--- START OF Data lines ---

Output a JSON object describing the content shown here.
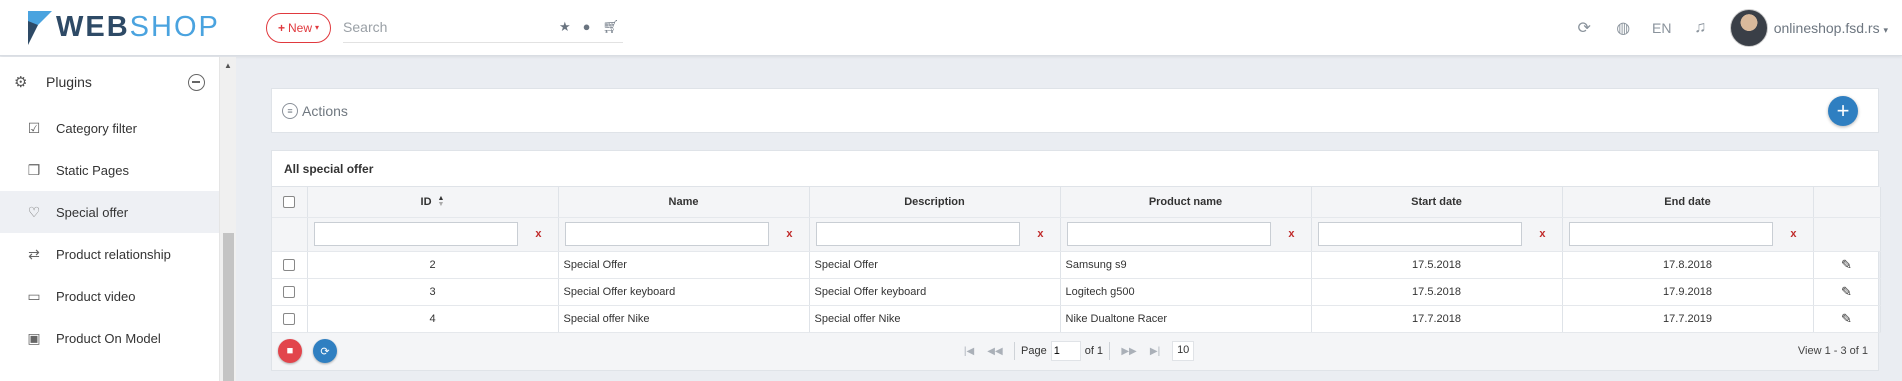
{
  "header": {
    "logo_web": "WEB",
    "logo_shop": "SHOP",
    "new_label": "New",
    "search_placeholder": "Search",
    "lang": "EN",
    "account": "onlineshop.fsd.rs"
  },
  "sidebar": {
    "group_label": "Plugins",
    "items": [
      {
        "label": "Category filter",
        "icon": "checkbox-icon"
      },
      {
        "label": "Static Pages",
        "icon": "bookmark-icon"
      },
      {
        "label": "Special offer",
        "icon": "heart-icon"
      },
      {
        "label": "Product relationship",
        "icon": "shuffle-icon"
      },
      {
        "label": "Product video",
        "icon": "video-icon"
      },
      {
        "label": "Product On Model",
        "icon": "image-icon"
      }
    ]
  },
  "actions": {
    "label": "Actions"
  },
  "grid": {
    "caption": "All special offer",
    "columns": [
      "ID",
      "Name",
      "Description",
      "Product name",
      "Start date",
      "End date"
    ],
    "filter_clear": "x",
    "rows": [
      {
        "id": "2",
        "name": "Special Offer",
        "description": "Special Offer",
        "product": "Samsung s9",
        "start": "17.5.2018",
        "end": "17.8.2018"
      },
      {
        "id": "3",
        "name": "Special Offer keyboard",
        "description": "Special Offer keyboard",
        "product": "Logitech g500",
        "start": "17.5.2018",
        "end": "17.9.2018"
      },
      {
        "id": "4",
        "name": "Special offer Nike",
        "description": "Special offer Nike",
        "product": " Nike Dualtone Racer",
        "start": "17.7.2018",
        "end": "17.7.2019"
      }
    ]
  },
  "pager": {
    "page_label": "Page",
    "page_value": "1",
    "of_label": "of 1",
    "page_size": "10",
    "view_text": "View 1 - 3 of 1"
  },
  "colors": {
    "accent": "#2f7fc1",
    "danger": "#e2454c",
    "brand_dark": "#2e4a66",
    "brand_light": "#4aa3df"
  }
}
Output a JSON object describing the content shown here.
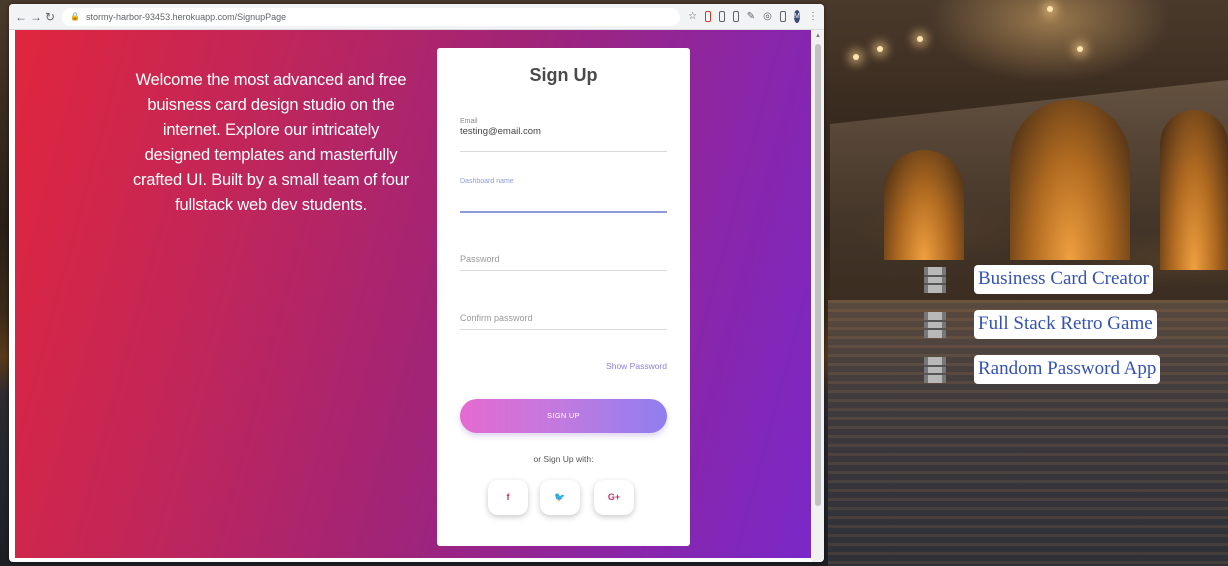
{
  "browser": {
    "url_host": "stormy-harbor-93453.herokuapp.com",
    "url_path": "/SignupPage",
    "profile_initial": "M"
  },
  "page": {
    "welcome_text": "Welcome the most advanced and free buisness card design studio on the internet. Explore our intricately designed templates and masterfully crafted UI. Built by a small team of four fullstack web dev students.",
    "title": "Sign Up",
    "fields": {
      "email_label": "Email",
      "email_value": "testing@email.com",
      "dashboard_label": "Dashboard name",
      "password_placeholder": "Password",
      "confirm_placeholder": "Confirm password"
    },
    "show_password": "Show Password",
    "signup_button": "SIGN UP",
    "or_text": "or Sign Up with:",
    "social": {
      "facebook": "f",
      "twitter": "🐦",
      "google": "G+"
    }
  },
  "desktop": {
    "shortcuts": [
      {
        "label": "Business Card Creator",
        "icon": "film-icon"
      },
      {
        "label": "Full Stack Retro Game",
        "icon": "film-icon"
      },
      {
        "label": "Random Password App",
        "icon": "film-icon"
      }
    ]
  },
  "colors": {
    "gradient_start": "#e0263d",
    "gradient_end": "#7a28c8",
    "accent": "#8e9bd8",
    "button_start": "#e56ad0",
    "button_end": "#8f7ef0"
  }
}
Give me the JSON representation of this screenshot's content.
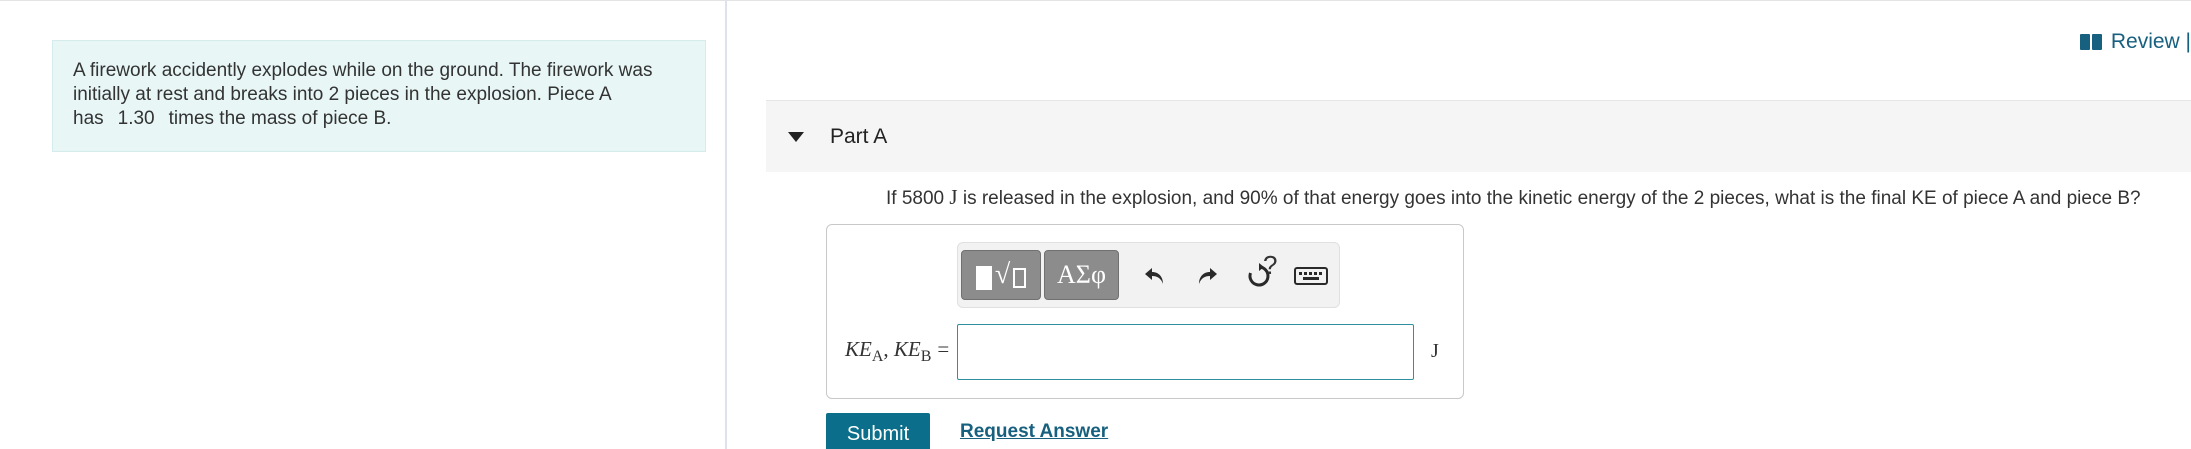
{
  "intro": {
    "line1": "A firework accidently explodes while on the ground. The firework was",
    "line2": "initially at rest and breaks into 2 pieces in the explosion. Piece A",
    "line3_pre": "has",
    "line3_value": "1.30",
    "line3_post": "times the mass of piece B."
  },
  "review": {
    "label": "Review |"
  },
  "part": {
    "title": "Part A"
  },
  "question": {
    "pre": "If 5800 ",
    "unit": "J",
    "post": " is released in the explosion, and 90% of that energy goes into the kinetic energy of the 2 pieces, what is the final KE of piece A and piece B?"
  },
  "toolbar": {
    "symbols_label": "ΑΣφ",
    "help_label": "?"
  },
  "answer": {
    "var_ke1": "KE",
    "sub1": "A",
    "comma": ", ",
    "var_ke2": "KE",
    "sub2": "B",
    "equals": "=",
    "value": "",
    "unit": "J"
  },
  "actions": {
    "submit_label": "Submit",
    "request_label": "Request Answer"
  },
  "colors": {
    "accent": "#0b6e8a",
    "link": "#18607f",
    "intro_bg": "#e8f6f6"
  }
}
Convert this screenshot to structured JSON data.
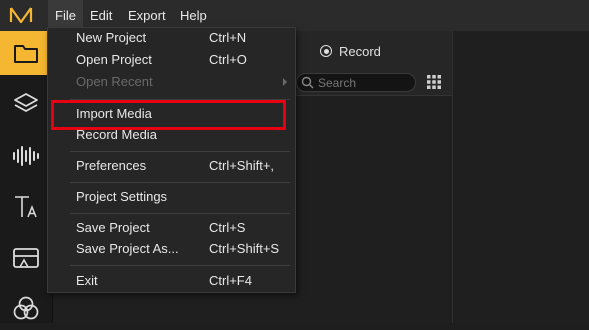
{
  "menubar": {
    "items": [
      "File",
      "Edit",
      "Export",
      "Help"
    ],
    "active": "File"
  },
  "toolbar": {
    "tools": [
      "folder-icon",
      "layers-icon",
      "audio-waveform-icon",
      "text-icon",
      "transition-icon",
      "effects-icon"
    ],
    "selected": "folder-icon",
    "accent": "#f5b731"
  },
  "media_panel": {
    "record_label": "Record",
    "search_placeholder": "Search"
  },
  "file_menu": {
    "items": [
      {
        "label": "New Project",
        "shortcut": "Ctrl+N"
      },
      {
        "label": "Open Project",
        "shortcut": "Ctrl+O"
      },
      {
        "label": "Open Recent",
        "shortcut": ""
      },
      {
        "label": "Import Media",
        "shortcut": ""
      },
      {
        "label": "Record Media",
        "shortcut": ""
      },
      {
        "label": "Preferences",
        "shortcut": "Ctrl+Shift+,"
      },
      {
        "label": "Project Settings",
        "shortcut": ""
      },
      {
        "label": "Save Project",
        "shortcut": "Ctrl+S"
      },
      {
        "label": "Save Project As...",
        "shortcut": "Ctrl+Shift+S"
      },
      {
        "label": "Exit",
        "shortcut": "Ctrl+F4"
      }
    ],
    "disabled_item": "Open Recent",
    "highlighted_item": "Import Media",
    "highlight_color": "#e60012"
  }
}
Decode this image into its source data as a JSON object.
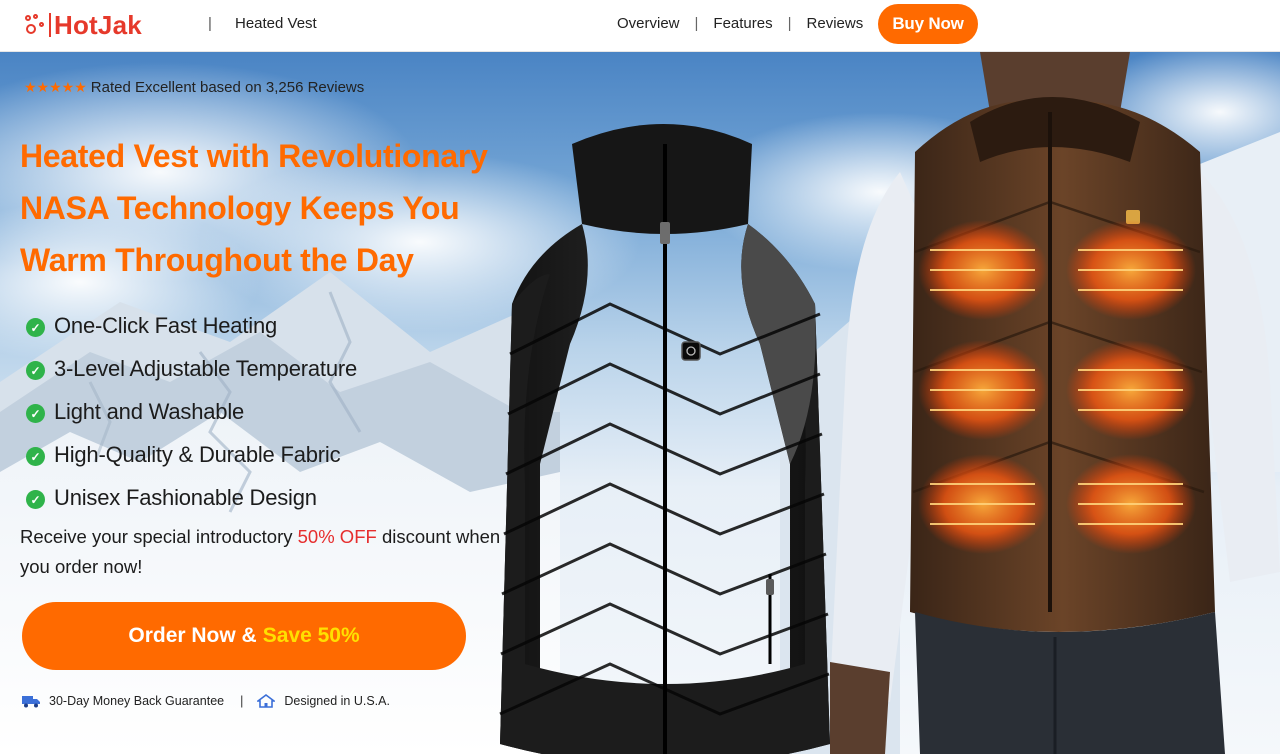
{
  "brand": {
    "name": "HotJak",
    "accent_color": "#ff6a00",
    "logo_color": "#e6392b"
  },
  "header": {
    "product_name": "Heated Vest",
    "nav": [
      {
        "label": "Overview"
      },
      {
        "label": "Features"
      },
      {
        "label": "Reviews"
      }
    ],
    "buy_label": "Buy Now"
  },
  "hero": {
    "rating": {
      "stars": 5,
      "text": "Rated Excellent based on 3,256 Reviews"
    },
    "headline_lines": [
      "Heated Vest with Revolutionary",
      "NASA Technology Keeps You",
      "Warm Throughout the Day"
    ],
    "features": [
      "One-Click Fast Heating",
      "3-Level Adjustable Temperature",
      "Light and Washable",
      "High-Quality & Durable Fabric",
      "Unisex Fashionable Design"
    ],
    "promo": {
      "before": "Receive your special introductory ",
      "highlight": "50% OFF",
      "after": " discount when you order now!"
    },
    "cta": {
      "main": "Order Now &",
      "save": "Save 50%"
    },
    "guarantees": [
      {
        "icon": "truck-icon",
        "label": "30-Day Money Back Guarantee"
      },
      {
        "icon": "home-icon",
        "label": "Designed in U.S.A."
      }
    ]
  }
}
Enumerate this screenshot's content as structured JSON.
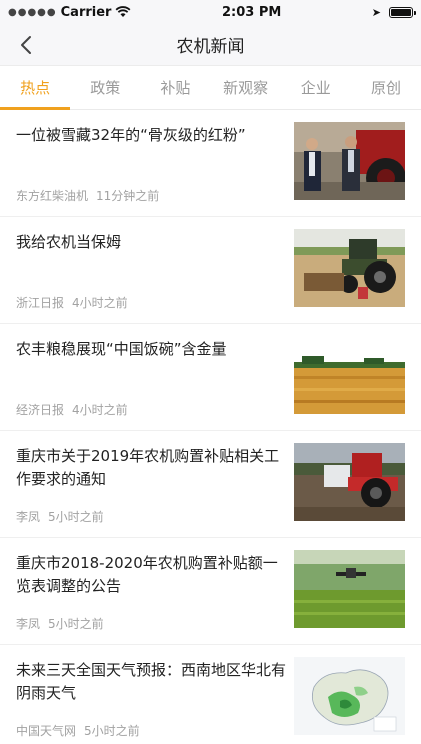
{
  "status_bar": {
    "carrier": "Carrier",
    "time": "2:03 PM"
  },
  "nav": {
    "title": "农机新闻",
    "back_icon": "chevron-left-icon"
  },
  "tabs": [
    {
      "label": "热点",
      "active": true
    },
    {
      "label": "政策",
      "active": false
    },
    {
      "label": "补贴",
      "active": false
    },
    {
      "label": "新观察",
      "active": false
    },
    {
      "label": "企业",
      "active": false
    },
    {
      "label": "原创",
      "active": false
    }
  ],
  "accent_color": "#f0a11e",
  "news": [
    {
      "title": "一位被雪藏32年的“骨灰级的红粉”",
      "source": "东方红柴油机",
      "time": "11分钟之前"
    },
    {
      "title": "我给农机当保姆",
      "source": "浙江日报",
      "time": "4小时之前"
    },
    {
      "title": "农丰粮稳展现“中国饭碗”含金量",
      "source": "经济日报",
      "time": "4小时之前"
    },
    {
      "title": "重庆市关于2019年农机购置补贴相关工作要求的通知",
      "source": "李凤",
      "time": "5小时之前"
    },
    {
      "title": "重庆市2018-2020年农机购置补贴额一览表调整的公告",
      "source": "李凤",
      "time": "5小时之前"
    },
    {
      "title": "未来三天全国天气预报：西南地区华北有阴雨天气",
      "source": "中国天气网",
      "time": "5小时之前"
    }
  ]
}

--- END OF Data lines ---

» Your task:
Select every line in the material above where the string "Reviews" occurs, and copy it.

» Result of this exercise:
        "label": "Reviews"
      "text": "Rated Excellent based on 3,256 Reviews"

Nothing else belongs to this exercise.